* WORK INSTRUCTIONS:
All of the material below is to be repeated exactly.

* START *

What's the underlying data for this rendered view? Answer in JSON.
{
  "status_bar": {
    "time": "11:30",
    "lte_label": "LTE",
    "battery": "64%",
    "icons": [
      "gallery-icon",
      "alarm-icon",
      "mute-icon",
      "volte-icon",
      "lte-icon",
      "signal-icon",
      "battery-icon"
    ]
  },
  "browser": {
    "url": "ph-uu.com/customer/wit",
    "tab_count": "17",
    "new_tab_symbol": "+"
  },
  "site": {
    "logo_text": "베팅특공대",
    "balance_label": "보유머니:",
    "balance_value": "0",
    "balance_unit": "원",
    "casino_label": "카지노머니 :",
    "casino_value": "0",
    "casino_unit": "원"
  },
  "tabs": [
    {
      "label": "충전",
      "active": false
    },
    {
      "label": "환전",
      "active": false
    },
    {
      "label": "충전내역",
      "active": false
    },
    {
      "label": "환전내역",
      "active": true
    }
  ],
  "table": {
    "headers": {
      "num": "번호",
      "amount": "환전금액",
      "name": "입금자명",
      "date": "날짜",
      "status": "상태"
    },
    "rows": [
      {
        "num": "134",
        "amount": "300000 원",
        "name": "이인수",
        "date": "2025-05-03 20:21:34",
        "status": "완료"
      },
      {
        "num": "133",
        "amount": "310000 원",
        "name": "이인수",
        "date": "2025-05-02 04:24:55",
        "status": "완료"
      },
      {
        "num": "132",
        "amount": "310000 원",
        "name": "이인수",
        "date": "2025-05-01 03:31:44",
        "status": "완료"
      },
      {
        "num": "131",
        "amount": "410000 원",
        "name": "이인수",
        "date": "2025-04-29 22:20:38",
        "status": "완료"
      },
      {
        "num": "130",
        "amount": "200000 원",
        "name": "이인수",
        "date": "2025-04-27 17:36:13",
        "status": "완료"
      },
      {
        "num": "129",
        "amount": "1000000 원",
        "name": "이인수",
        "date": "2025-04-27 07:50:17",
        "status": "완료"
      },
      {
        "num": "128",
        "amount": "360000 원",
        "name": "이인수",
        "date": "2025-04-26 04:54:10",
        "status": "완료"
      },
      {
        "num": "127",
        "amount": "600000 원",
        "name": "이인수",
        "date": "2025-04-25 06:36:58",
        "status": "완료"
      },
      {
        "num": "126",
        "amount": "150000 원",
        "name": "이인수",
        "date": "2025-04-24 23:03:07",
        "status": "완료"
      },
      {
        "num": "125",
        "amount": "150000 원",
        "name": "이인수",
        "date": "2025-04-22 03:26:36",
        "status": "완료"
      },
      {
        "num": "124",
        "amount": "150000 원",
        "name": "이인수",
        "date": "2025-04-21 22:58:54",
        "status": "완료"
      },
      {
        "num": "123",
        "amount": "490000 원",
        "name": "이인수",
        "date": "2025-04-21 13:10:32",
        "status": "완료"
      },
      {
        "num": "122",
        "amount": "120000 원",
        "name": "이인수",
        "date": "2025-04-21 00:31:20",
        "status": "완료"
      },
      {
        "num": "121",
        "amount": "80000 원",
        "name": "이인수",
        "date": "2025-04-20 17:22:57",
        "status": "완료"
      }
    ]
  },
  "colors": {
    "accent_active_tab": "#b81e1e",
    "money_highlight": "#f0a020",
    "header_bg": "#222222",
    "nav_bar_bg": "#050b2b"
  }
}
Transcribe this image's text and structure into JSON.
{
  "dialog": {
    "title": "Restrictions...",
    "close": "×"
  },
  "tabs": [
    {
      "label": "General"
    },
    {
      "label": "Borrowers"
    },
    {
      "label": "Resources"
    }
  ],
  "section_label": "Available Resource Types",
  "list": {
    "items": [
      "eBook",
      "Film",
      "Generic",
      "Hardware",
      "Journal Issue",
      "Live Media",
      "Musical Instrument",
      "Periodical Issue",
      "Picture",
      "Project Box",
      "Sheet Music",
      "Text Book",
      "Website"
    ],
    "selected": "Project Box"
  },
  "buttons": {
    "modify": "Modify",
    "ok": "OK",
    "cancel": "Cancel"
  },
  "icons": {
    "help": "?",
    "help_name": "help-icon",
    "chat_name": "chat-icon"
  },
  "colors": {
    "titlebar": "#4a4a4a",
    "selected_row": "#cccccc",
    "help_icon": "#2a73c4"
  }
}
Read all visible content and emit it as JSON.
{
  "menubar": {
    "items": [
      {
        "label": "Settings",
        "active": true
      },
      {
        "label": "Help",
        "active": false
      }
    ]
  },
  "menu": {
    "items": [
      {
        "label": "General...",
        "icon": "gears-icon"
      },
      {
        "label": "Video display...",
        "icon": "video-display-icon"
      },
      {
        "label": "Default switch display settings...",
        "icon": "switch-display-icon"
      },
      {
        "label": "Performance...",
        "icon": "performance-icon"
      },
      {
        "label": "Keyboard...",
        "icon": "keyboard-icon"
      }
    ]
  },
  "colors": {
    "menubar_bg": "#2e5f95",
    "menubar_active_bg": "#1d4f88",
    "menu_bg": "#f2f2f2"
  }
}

* END *

* EXERCISE RESPONSE:
What's the underlying data for this rendered view? Answer in JSON.
{
  "status_bar": {
    "time": "11:30",
    "lte_label": "LTE",
    "battery": "64%",
    "icons": [
      "gallery-icon",
      "alarm-icon",
      "mute-icon",
      "volte-icon",
      "lte-icon",
      "signal-icon",
      "battery-icon"
    ]
  },
  "browser": {
    "url": "ph-uu.com/customer/wit",
    "tab_count": "17",
    "new_tab_symbol": "+"
  },
  "site": {
    "logo_text": "베팅특공대",
    "balance_label": "보유머니:",
    "balance_value": "0",
    "balance_unit": "원",
    "casino_label": "카지노머니 :",
    "casino_value": "0",
    "casino_unit": "원"
  },
  "tabs": [
    {
      "label": "충전",
      "active": false
    },
    {
      "label": "환전",
      "active": false
    },
    {
      "label": "충전내역",
      "active": false
    },
    {
      "label": "환전내역",
      "active": true
    }
  ],
  "table": {
    "headers": {
      "num": "번호",
      "amount": "환전금액",
      "name": "입금자명",
      "date": "날짜",
      "status": "상태"
    },
    "rows": [
      {
        "num": "134",
        "amount": "300000 원",
        "name": "이인수",
        "date": "2025-05-03 20:21:34",
        "status": "완료"
      },
      {
        "num": "133",
        "amount": "310000 원",
        "name": "이인수",
        "date": "2025-05-02 04:24:55",
        "status": "완료"
      },
      {
        "num": "132",
        "amount": "310000 원",
        "name": "이인수",
        "date": "2025-05-01 03:31:44",
        "status": "완료"
      },
      {
        "num": "131",
        "amount": "410000 원",
        "name": "이인수",
        "date": "2025-04-29 22:20:38",
        "status": "완료"
      },
      {
        "num": "130",
        "amount": "200000 원",
        "name": "이인수",
        "date": "2025-04-27 17:36:13",
        "status": "완료"
      },
      {
        "num": "129",
        "amount": "1000000 원",
        "name": "이인수",
        "date": "2025-04-27 07:50:17",
        "status": "완료"
      },
      {
        "num": "128",
        "amount": "360000 원",
        "name": "이인수",
        "date": "2025-04-26 04:54:10",
        "status": "완료"
      },
      {
        "num": "127",
        "amount": "600000 원",
        "name": "이인수",
        "date": "2025-04-25 06:36:58",
        "status": "완료"
      },
      {
        "num": "126",
        "amount": "150000 원",
        "name": "이인수",
        "date": "2025-04-24 23:03:07",
        "status": "완료"
      },
      {
        "num": "125",
        "amount": "150000 원",
        "name": "이인수",
        "date": "2025-04-22 03:26:36",
        "status": "완료"
      },
      {
        "num": "124",
        "amount": "150000 원",
        "name": "이인수",
        "date": "2025-04-21 22:58:54",
        "status": "완료"
      },
      {
        "num": "123",
        "amount": "490000 원",
        "name": "이인수",
        "date": "2025-04-21 13:10:32",
        "status": "완료"
      },
      {
        "num": "122",
        "amount": "120000 원",
        "name": "이인수",
        "date": "2025-04-21 00:31:20",
        "status": "완료"
      },
      {
        "num": "121",
        "amount": "80000 원",
        "name": "이인수",
        "date": "2025-04-20 17:22:57",
        "status": "완료"
      }
    ]
  },
  "colors": {
    "accent_active_tab": "#b81e1e",
    "money_highlight": "#f0a020",
    "header_bg": "#222222",
    "nav_bar_bg": "#050b2b"
  }
}
Transcribe this image's text and structure into JSON.
{
  "dialog": {
    "title": "Restrictions...",
    "close": "×"
  },
  "tabs": [
    {
      "label": "General"
    },
    {
      "label": "Borrowers"
    },
    {
      "label": "Resources"
    }
  ],
  "section_label": "Available Resource Types",
  "list": {
    "items": [
      "eBook",
      "Film",
      "Generic",
      "Hardware",
      "Journal Issue",
      "Live Media",
      "Musical Instrument",
      "Periodical Issue",
      "Picture",
      "Project Box",
      "Sheet Music",
      "Text Book",
      "Website"
    ],
    "selected": "Project Box"
  },
  "buttons": {
    "modify": "Modify",
    "ok": "OK",
    "cancel": "Cancel"
  },
  "icons": {
    "help": "?",
    "help_name": "help-icon",
    "chat_name": "chat-icon"
  },
  "colors": {
    "titlebar": "#4a4a4a",
    "selected_row": "#cccccc",
    "help_icon": "#2a73c4"
  }
}
Read all visible content and emit it as JSON.
{
  "menubar": {
    "items": [
      {
        "label": "Settings",
        "active": true
      },
      {
        "label": "Help",
        "active": false
      }
    ]
  },
  "menu": {
    "items": [
      {
        "label": "General...",
        "icon": "gears-icon"
      },
      {
        "label": "Video display...",
        "icon": "video-display-icon"
      },
      {
        "label": "Default switch display settings...",
        "icon": "switch-display-icon"
      },
      {
        "label": "Performance...",
        "icon": "performance-icon"
      },
      {
        "label": "Keyboard...",
        "icon": "keyboard-icon"
      }
    ]
  },
  "colors": {
    "menubar_bg": "#2e5f95",
    "menubar_active_bg": "#1d4f88",
    "menu_bg": "#f2f2f2"
  }
}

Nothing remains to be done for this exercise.